WORKING DATA.
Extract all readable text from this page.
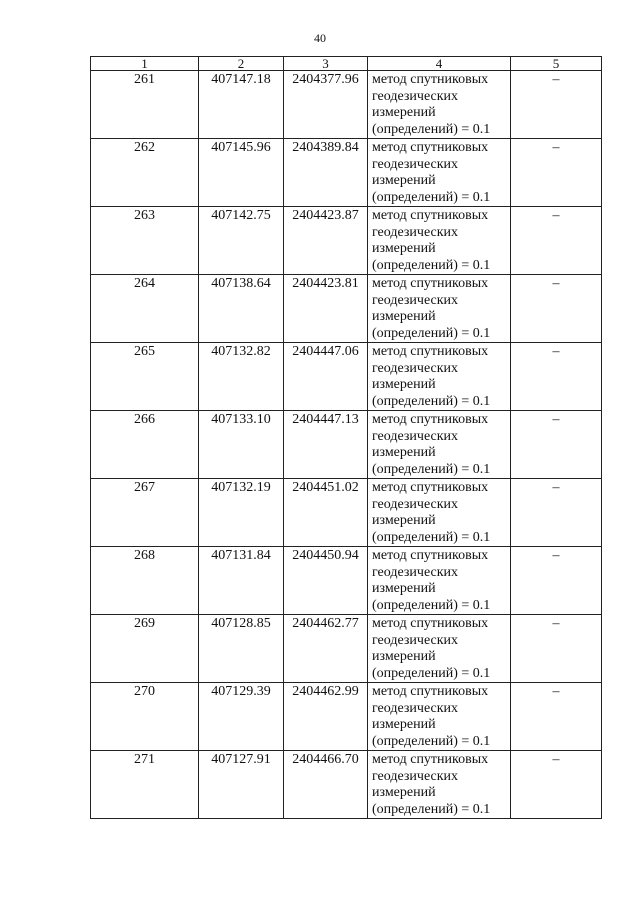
40
1	2	3	4	5
261	407147.18	2404377.96	метод спутниковых
геодезических
измерений
(определений) = 0.1	–
262	407145.96	2404389.84	метод спутниковых
геодезических
измерений
(определений) = 0.1	–
263	407142.75	2404423.87	метод спутниковых
геодезических
измерений
(определений) = 0.1	–
264	407138.64	2404423.81	метод спутниковых
геодезических
измерений
(определений) = 0.1	–
265	407132.82	2404447.06	метод спутниковых
геодезических
измерений
(определений) = 0.1	–
266	407133.10	2404447.13	метод спутниковых
геодезических
измерений
(определений) = 0.1	–
267	407132.19	2404451.02	метод спутниковых
геодезических
измерений
(определений) = 0.1	–
268	407131.84	2404450.94	метод спутниковых
геодезических
измерений
(определений) = 0.1	–
269	407128.85	2404462.77	метод спутниковых
геодезических
измерений
(определений) = 0.1	–
270	407129.39	2404462.99	метод спутниковых
геодезических
измерений
(определений) = 0.1	–
271	407127.91	2404466.70	метод спутниковых
геодезических
измерений
(определений) = 0.1	–
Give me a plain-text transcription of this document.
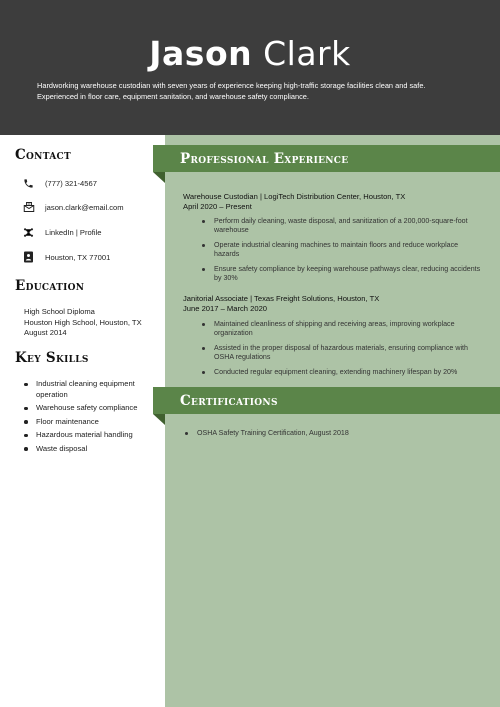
Jason Clark
Hardworking warehouse custodian with seven years of experience keeping high-traffic storage facilities clean and safe. Experienced in floor care, equipment sanitation, and warehouse safety compliance.
Contact
(777) 321-4567
jason.clark@email.com
LinkedIn | Profile
Houston, TX 77001
Education
High School Diploma
Houston High School, Houston, TX
August 2014
Key Skills
Industrial cleaning equipment operation
Warehouse safety compliance
Floor maintenance
Hazardous material handling
Waste disposal
Professional Experience
Warehouse Custodian | LogiTech Distribution Center, Houston, TX
April 2020 – Present
Perform daily cleaning, waste disposal, and sanitization of a 200,000-square-foot warehouse
Operate industrial cleaning machines to maintain floors and reduce workplace hazards
Ensure safety compliance by keeping warehouse pathways clear, reducing accidents by 30%
Janitorial Associate | Texas Freight Solutions, Houston, TX
June 2017 – March 2020
Maintained cleanliness of shipping and receiving areas, improving workplace organization
Assisted in the proper disposal of hazardous materials, ensuring compliance with OSHA regulations
Conducted regular equipment cleaning, extending machinery lifespan by 20%
Certifications
OSHA Safety Training Certification, August 2018
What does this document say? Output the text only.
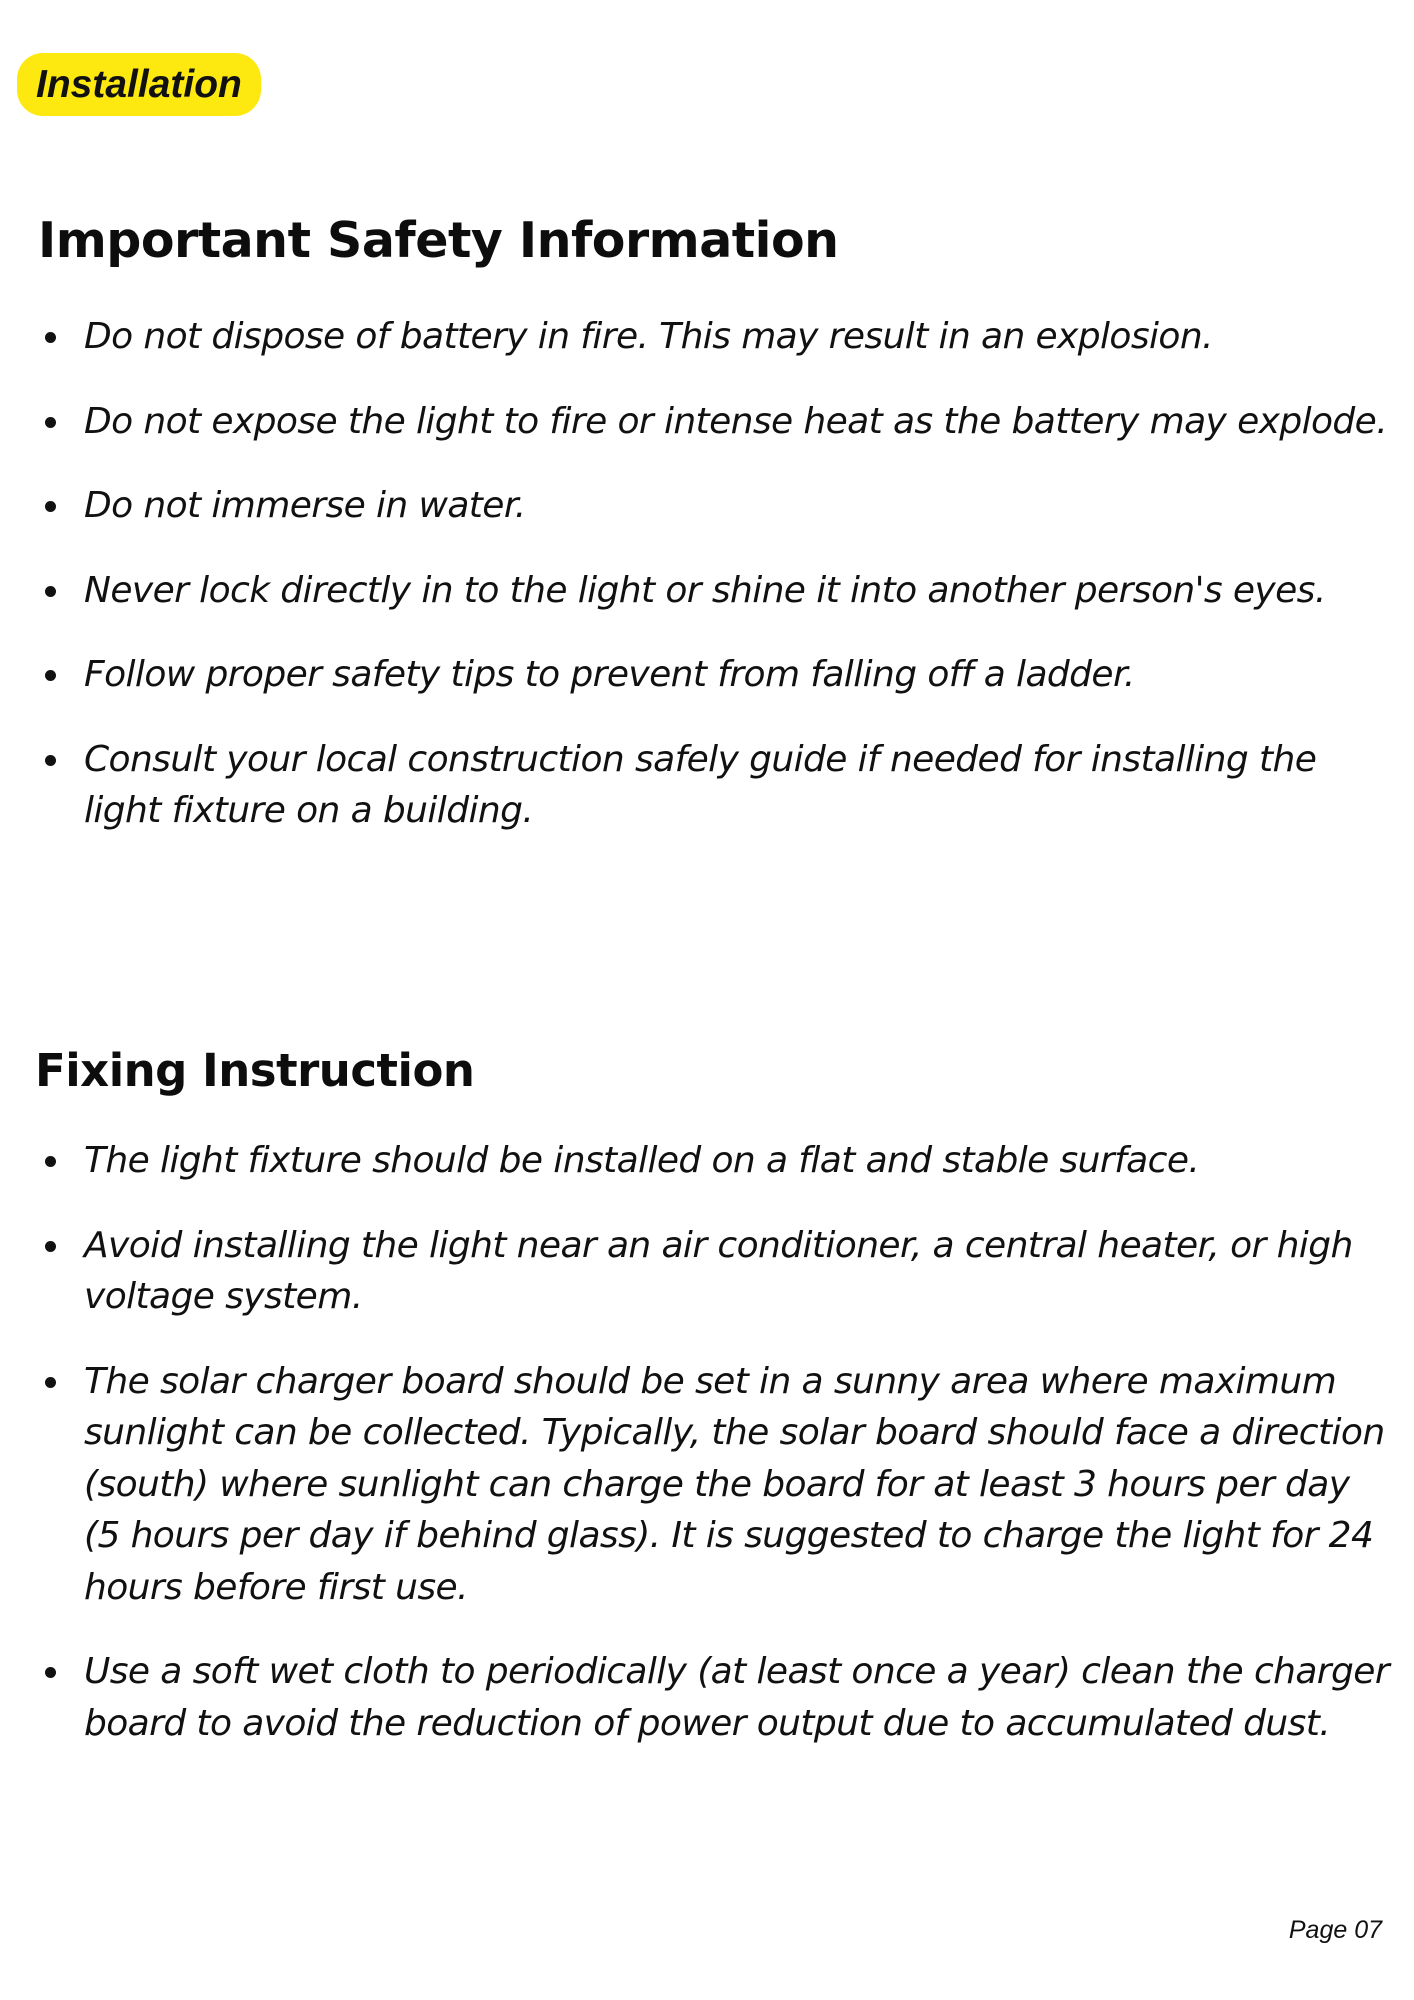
Installation
Important Safety Information
Do not dispose of battery in fire. This may result in an explosion.
Do not expose the light to fire or intense heat as the battery may explode.
Do not immerse in water.
Never lock directly in to the light or shine it into another person's eyes.
Follow proper safety tips to prevent from falling off a ladder.
Consult your local construction safely guide if needed for installing the light fixture on a building.
Fixing Instruction
The light fixture should be installed on a flat and stable surface.
Avoid installing the light near an air conditioner, a central heater, or high voltage system.
The solar charger board should be set in a sunny area where maximum sunlight can be collected. Typically, the solar board should face a direction (south) where sunlight can charge the board for at least 3 hours per day (5 hours per day if behind glass). It is suggested to charge the light for 24 hours before first use.
Use a soft wet cloth to periodically (at least once a year) clean the charger board to avoid the reduction of power output due to accumulated dust.
Page 07
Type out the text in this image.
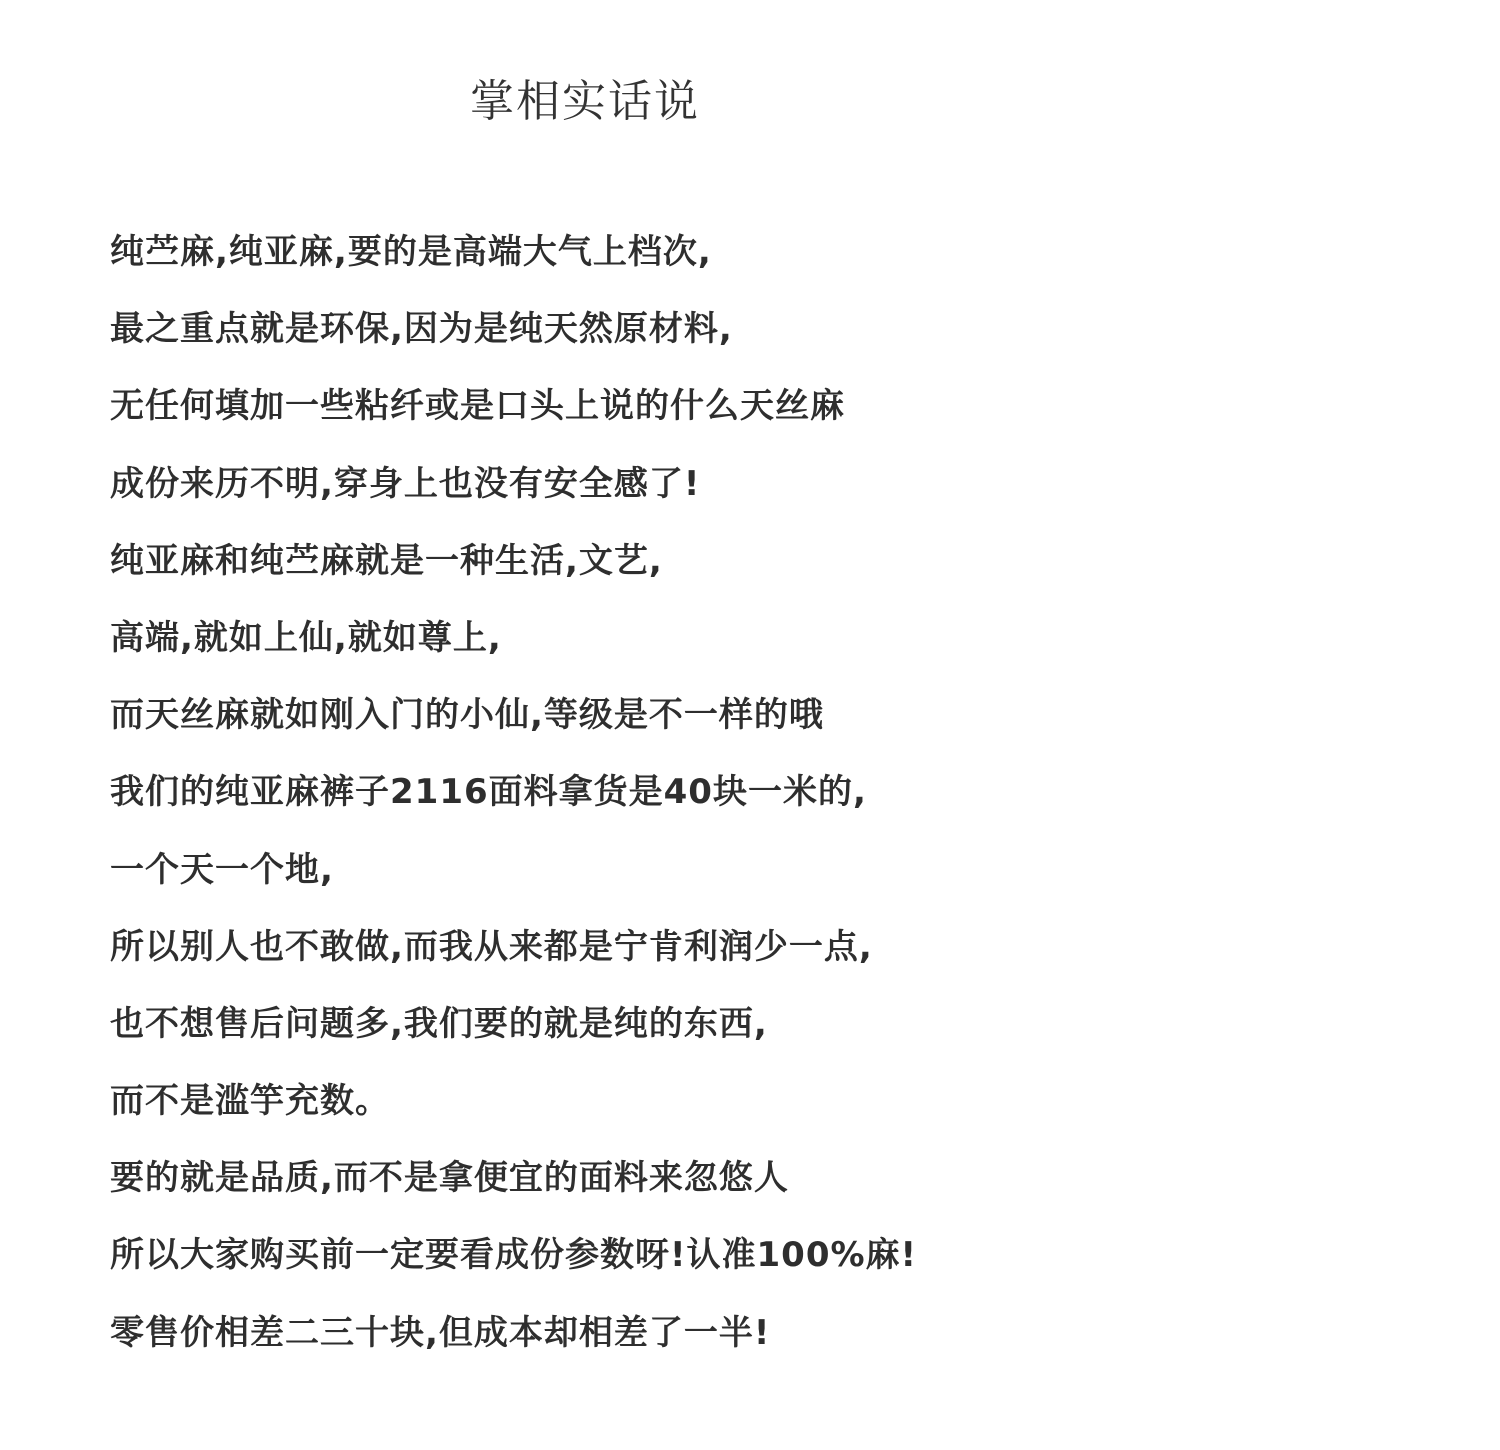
掌相实话说
纯苎麻,纯亚麻,要的是高端大气上档次,
最之重点就是环保,因为是纯天然原材料,
无任何填加一些粘纤或是口头上说的什么天丝麻
成份来历不明,穿身上也没有安全感了!
纯亚麻和纯苎麻就是一种生活,文艺,
高端,就如上仙,就如尊上,
而天丝麻就如刚入门的小仙,等级是不一样的哦
我们的纯亚麻裤子2116面料拿货是40块一米的,
一个天一个地,
所以别人也不敢做,而我从来都是宁肯利润少一点,
也不想售后问题多,我们要的就是纯的东西,
而不是滥竽充数。
要的就是品质,而不是拿便宜的面料来忽悠人
所以大家购买前一定要看成份参数呀!认准100%麻!
零售价相差二三十块,但成本却相差了一半!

YOUR TASK.
Retype everything in the material word for word, minus pictures.

REPLY TO THE EXERCISE.
Extract all readable text from this page.
40
1	2	3	4	5
261	407147.18	2404377.96	метод спутниковых
геодезических
измерений
(определений) = 0.1	–
262	407145.96	2404389.84	метод спутниковых
геодезических
измерений
(определений) = 0.1	–
263	407142.75	2404423.87	метод спутниковых
геодезических
измерений
(определений) = 0.1	–
264	407138.64	2404423.81	метод спутниковых
геодезических
измерений
(определений) = 0.1	–
265	407132.82	2404447.06	метод спутниковых
геодезических
измерений
(определений) = 0.1	–
266	407133.10	2404447.13	метод спутниковых
геодезических
измерений
(определений) = 0.1	–
267	407132.19	2404451.02	метод спутниковых
геодезических
измерений
(определений) = 0.1	–
268	407131.84	2404450.94	метод спутниковых
геодезических
измерений
(определений) = 0.1	–
269	407128.85	2404462.77	метод спутниковых
геодезических
измерений
(определений) = 0.1	–
270	407129.39	2404462.99	метод спутниковых
геодезических
измерений
(определений) = 0.1	–
271	407127.91	2404466.70	метод спутниковых
геодезических
измерений
(определений) = 0.1	–
Give me a plain-text transcription of this document.
Jason Clark
Hardworking warehouse custodian with seven years of experience keeping high-traffic storage facilities clean and safe. Experienced in floor care, equipment sanitation, and warehouse safety compliance.
Contact
(777) 321-4567
jason.clark@email.com
LinkedIn | Profile
Houston, TX 77001
Education
High School Diploma
Houston High School, Houston, TX
August 2014
Key Skills
Industrial cleaning equipment operation
Warehouse safety compliance
Floor maintenance
Hazardous material handling
Waste disposal
Professional Experience
Warehouse Custodian | LogiTech Distribution Center, Houston, TX
April 2020 – Present
Perform daily cleaning, waste disposal, and sanitization of a 200,000-square-foot warehouse
Operate industrial cleaning machines to maintain floors and reduce workplace hazards
Ensure safety compliance by keeping warehouse pathways clear, reducing accidents by 30%
Janitorial Associate | Texas Freight Solutions, Houston, TX
June 2017 – March 2020
Maintained cleanliness of shipping and receiving areas, improving workplace organization
Assisted in the proper disposal of hazardous materials, ensuring compliance with OSHA regulations
Conducted regular equipment cleaning, extending machinery lifespan by 20%
Certifications
OSHA Safety Training Certification, August 2018
What does this document say? Output the text only.
Installation
Important Safety Information
Do not dispose of battery in fire. This may result in an explosion.
Do not expose the light to fire or intense heat as the battery may explode.
Do not immerse in water.
Never lock directly in to the light or shine it into another person's eyes.
Follow proper safety tips to prevent from falling off a ladder.
Consult your local construction safely guide if needed for installing the light fixture on a building.
Fixing Instruction
The light fixture should be installed on a flat and stable surface.
Avoid installing the light near an air conditioner, a central heater, or high voltage system.
The solar charger board should be set in a sunny area where maximum sunlight can be collected. Typically, the solar board should face a direction (south) where sunlight can charge the board for at least 3 hours per day (5 hours per day if behind glass). It is suggested to charge the light for 24 hours before first use.
Use a soft wet cloth to periodically (at least once a year) clean the charger board to avoid the reduction of power output due to accumulated dust.
Page 07
Type out the text in this image.
掌相实话说
纯苎麻,纯亚麻,要的是高端大气上档次,
最之重点就是环保,因为是纯天然原材料,
无任何填加一些粘纤或是口头上说的什么天丝麻
成份来历不明,穿身上也没有安全感了!
纯亚麻和纯苎麻就是一种生活,文艺,
高端,就如上仙,就如尊上,
而天丝麻就如刚入门的小仙,等级是不一样的哦
我们的纯亚麻裤子2116面料拿货是40块一米的,
一个天一个地,
所以别人也不敢做,而我从来都是宁肯利润少一点,
也不想售后问题多,我们要的就是纯的东西,
而不是滥竽充数。
要的就是品质,而不是拿便宜的面料来忽悠人
所以大家购买前一定要看成份参数呀!认准100%麻!
零售价相差二三十块,但成本却相差了一半!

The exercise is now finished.